Written problem: Could you copy every line from the material below in which "market" appears?

:::::

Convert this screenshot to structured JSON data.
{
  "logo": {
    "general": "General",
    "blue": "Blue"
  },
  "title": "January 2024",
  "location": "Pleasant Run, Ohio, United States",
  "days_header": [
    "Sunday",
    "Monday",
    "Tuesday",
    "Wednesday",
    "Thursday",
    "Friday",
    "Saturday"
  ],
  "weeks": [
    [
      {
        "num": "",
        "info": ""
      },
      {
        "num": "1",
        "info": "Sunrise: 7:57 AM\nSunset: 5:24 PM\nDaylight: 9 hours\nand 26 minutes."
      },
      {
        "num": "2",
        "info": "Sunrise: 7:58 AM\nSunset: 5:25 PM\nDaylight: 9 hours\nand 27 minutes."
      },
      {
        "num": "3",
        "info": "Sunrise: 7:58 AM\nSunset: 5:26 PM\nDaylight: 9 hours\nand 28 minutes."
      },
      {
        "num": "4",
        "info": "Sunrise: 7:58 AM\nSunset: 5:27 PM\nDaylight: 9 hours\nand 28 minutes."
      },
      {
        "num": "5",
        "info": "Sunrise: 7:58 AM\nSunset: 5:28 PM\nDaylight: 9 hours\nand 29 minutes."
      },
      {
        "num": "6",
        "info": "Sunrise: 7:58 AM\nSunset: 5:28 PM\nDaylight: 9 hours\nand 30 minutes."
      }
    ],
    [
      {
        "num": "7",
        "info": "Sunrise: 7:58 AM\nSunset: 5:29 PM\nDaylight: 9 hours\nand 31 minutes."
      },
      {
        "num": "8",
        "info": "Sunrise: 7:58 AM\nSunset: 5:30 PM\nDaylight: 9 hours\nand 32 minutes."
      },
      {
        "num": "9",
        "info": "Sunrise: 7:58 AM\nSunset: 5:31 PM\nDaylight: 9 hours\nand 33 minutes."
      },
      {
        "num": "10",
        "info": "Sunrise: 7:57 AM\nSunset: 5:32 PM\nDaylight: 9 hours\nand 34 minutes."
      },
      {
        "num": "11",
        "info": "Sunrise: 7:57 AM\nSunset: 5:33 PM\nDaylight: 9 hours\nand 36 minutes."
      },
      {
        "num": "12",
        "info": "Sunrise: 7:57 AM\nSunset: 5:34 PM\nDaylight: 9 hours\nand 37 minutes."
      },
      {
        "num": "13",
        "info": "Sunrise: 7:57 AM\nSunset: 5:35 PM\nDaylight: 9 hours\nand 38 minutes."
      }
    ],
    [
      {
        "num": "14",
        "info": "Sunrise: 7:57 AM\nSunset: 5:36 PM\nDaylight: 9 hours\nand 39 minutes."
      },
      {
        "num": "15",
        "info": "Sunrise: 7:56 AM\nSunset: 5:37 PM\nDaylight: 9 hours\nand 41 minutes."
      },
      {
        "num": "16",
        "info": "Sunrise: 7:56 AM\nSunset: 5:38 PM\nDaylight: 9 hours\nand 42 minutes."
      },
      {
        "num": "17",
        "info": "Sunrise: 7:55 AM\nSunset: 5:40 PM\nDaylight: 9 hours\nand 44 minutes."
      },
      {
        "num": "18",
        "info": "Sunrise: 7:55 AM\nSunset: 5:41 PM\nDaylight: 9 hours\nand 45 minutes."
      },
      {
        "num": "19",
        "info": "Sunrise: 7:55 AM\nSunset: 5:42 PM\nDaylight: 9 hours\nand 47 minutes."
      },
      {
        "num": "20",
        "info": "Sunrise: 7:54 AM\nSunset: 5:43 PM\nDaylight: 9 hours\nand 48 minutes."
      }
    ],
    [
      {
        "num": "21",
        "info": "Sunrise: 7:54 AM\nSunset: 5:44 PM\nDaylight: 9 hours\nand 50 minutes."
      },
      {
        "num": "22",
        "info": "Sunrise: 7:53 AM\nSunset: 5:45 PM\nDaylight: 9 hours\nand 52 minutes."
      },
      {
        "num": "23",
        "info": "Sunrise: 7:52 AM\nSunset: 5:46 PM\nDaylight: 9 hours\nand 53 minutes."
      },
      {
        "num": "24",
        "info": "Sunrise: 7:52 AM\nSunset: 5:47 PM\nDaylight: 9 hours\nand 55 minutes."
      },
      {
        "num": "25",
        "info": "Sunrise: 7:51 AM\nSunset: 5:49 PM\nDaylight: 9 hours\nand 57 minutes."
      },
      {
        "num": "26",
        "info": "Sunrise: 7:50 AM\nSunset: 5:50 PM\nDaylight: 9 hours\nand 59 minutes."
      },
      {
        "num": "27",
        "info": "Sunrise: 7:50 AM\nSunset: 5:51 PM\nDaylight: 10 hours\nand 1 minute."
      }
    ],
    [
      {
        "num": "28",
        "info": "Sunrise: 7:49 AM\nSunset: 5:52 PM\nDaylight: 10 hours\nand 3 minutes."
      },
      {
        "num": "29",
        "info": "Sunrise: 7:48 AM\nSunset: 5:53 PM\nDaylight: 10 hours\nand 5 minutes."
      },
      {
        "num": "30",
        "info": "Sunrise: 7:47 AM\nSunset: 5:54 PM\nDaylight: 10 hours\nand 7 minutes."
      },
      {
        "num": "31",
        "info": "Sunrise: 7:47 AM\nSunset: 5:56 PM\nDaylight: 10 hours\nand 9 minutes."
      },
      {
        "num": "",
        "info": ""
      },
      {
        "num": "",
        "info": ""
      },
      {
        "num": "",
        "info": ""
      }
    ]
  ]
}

:::::

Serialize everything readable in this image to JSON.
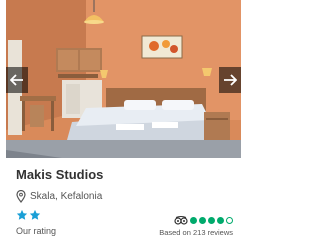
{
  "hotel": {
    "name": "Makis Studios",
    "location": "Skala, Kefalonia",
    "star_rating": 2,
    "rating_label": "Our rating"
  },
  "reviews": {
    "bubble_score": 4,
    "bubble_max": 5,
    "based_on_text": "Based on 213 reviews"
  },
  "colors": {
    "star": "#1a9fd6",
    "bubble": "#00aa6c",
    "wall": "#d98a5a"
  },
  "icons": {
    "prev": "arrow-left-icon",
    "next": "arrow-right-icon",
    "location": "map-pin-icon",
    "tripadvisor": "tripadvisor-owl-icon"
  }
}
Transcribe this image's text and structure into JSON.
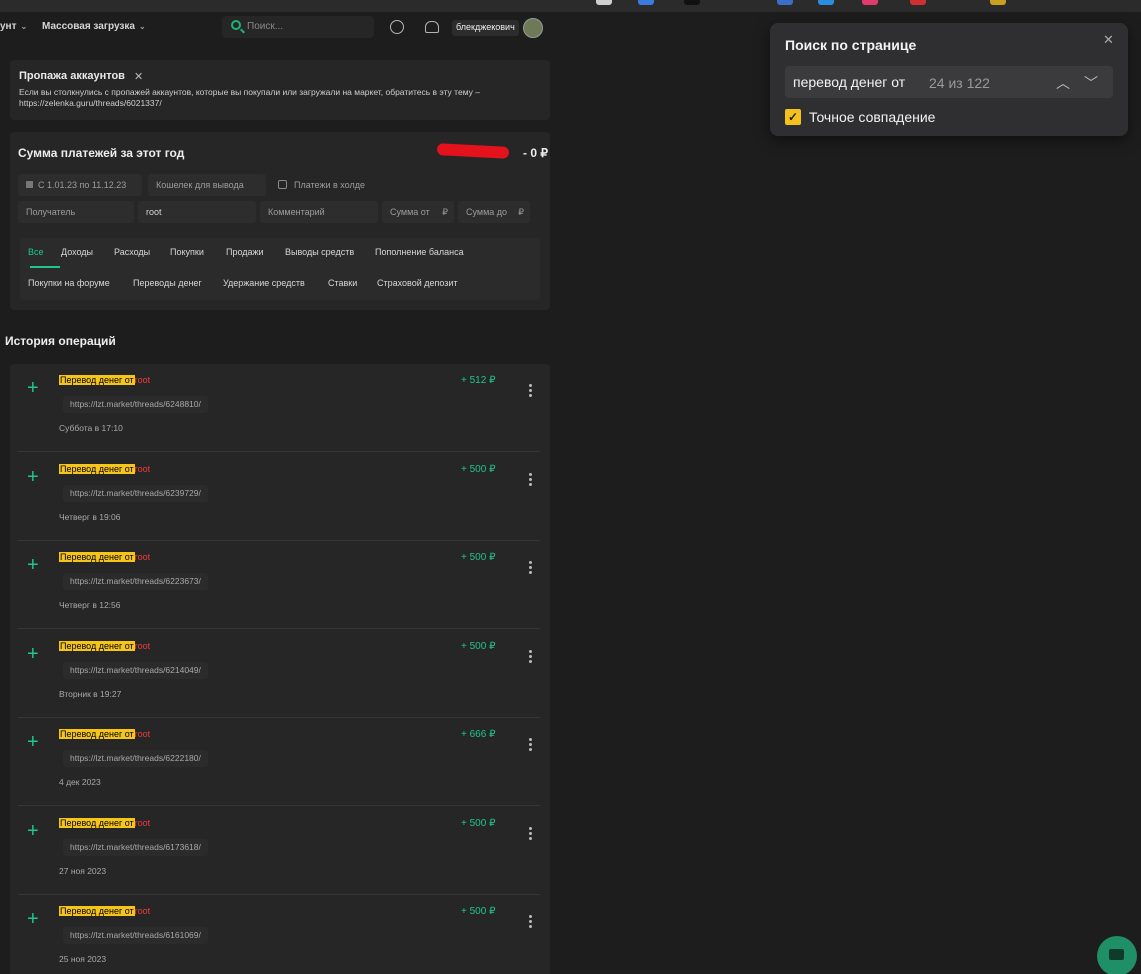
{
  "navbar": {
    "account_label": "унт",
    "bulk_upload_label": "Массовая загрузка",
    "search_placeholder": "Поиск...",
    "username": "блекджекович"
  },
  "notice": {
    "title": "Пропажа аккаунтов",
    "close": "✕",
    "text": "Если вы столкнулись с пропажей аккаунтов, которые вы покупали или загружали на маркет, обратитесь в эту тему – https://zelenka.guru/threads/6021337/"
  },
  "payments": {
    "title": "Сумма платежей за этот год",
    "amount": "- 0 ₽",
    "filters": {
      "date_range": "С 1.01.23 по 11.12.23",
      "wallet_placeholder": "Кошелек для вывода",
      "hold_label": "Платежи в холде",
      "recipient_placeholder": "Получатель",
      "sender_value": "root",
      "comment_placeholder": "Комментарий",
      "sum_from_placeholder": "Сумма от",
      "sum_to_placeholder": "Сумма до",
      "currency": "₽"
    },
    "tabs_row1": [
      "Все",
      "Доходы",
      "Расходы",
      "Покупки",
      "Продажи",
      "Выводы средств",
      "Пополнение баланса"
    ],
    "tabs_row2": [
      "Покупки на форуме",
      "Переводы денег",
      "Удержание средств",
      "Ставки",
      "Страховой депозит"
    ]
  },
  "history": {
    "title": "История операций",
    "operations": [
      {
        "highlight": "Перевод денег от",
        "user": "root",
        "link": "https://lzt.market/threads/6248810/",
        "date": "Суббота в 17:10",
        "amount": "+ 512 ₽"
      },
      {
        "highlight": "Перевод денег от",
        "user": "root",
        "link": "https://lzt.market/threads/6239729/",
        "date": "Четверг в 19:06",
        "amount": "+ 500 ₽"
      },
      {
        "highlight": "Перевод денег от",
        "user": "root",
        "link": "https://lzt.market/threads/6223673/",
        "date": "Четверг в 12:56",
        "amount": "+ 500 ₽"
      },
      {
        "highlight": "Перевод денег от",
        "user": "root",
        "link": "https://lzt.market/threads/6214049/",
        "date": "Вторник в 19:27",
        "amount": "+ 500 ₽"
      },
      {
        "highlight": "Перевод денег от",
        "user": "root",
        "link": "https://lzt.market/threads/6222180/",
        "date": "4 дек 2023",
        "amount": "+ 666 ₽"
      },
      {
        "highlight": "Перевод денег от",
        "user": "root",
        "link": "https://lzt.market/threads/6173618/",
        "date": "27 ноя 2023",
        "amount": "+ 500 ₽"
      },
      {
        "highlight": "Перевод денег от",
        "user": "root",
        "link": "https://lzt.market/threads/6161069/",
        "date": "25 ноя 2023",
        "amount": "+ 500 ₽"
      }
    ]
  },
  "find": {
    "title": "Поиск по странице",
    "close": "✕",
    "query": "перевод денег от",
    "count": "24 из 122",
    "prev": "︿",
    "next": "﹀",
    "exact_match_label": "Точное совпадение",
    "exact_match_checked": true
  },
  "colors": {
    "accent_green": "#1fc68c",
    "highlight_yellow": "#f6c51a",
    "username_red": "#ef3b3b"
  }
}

:::::

Written response:
        "link": "https://lzt.market/threads/6248810/",
        "link": "https://lzt.market/threads/6239729/",
        "link": "https://lzt.market/threads/6223673/",
        "link": "https://lzt.market/threads/6214049/",
        "link": "https://lzt.market/threads/6222180/",
        "link": "https://lzt.market/threads/6173618/",
        "link": "https://lzt.market/threads/6161069/",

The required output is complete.